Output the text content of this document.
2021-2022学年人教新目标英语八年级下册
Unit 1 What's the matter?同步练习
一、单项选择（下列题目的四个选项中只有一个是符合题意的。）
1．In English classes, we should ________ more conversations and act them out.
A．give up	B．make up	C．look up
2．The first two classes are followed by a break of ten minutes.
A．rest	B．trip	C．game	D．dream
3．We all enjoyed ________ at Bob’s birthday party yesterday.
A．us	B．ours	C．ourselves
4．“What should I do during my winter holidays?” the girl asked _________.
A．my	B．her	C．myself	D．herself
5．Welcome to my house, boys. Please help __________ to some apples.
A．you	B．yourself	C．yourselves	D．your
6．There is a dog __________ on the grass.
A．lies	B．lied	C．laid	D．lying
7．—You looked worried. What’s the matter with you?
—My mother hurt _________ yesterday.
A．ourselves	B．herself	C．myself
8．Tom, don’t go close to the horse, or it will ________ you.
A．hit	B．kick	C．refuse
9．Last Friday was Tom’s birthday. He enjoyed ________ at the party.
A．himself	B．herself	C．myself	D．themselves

□ □ □ □

Exercise: Quote all the records. Keep every word exact.

Result:
Output the text content of this document.
2021-2022学年人教新目标英语八年级下册
Unit 1 What's the matter?同步练习
一、单项选择（下列题目的四个选项中只有一个是符合题意的。）
1．In English classes, we should ________ more conversations and act them out.
A．give up	B．make up	C．look up
2．The first two classes are followed by a break of ten minutes.
A．rest	B．trip	C．game	D．dream
3．We all enjoyed ________ at Bob’s birthday party yesterday.
A．us	B．ours	C．ourselves
4．“What should I do during my winter holidays?” the girl asked _________.
A．my	B．her	C．myself	D．herself
5．Welcome to my house, boys. Please help __________ to some apples.
A．you	B．yourself	C．yourselves	D．your
6．There is a dog __________ on the grass.
A．lies	B．lied	C．laid	D．lying
7．—You looked worried. What’s the matter with you?
—My mother hurt _________ yesterday.
A．ourselves	B．herself	C．myself
8．Tom, don’t go close to the horse, or it will ________ you.
A．hit	B．kick	C．refuse
9．Last Friday was Tom’s birthday. He enjoyed ________ at the party.
A．himself	B．herself	C．myself	D．themselves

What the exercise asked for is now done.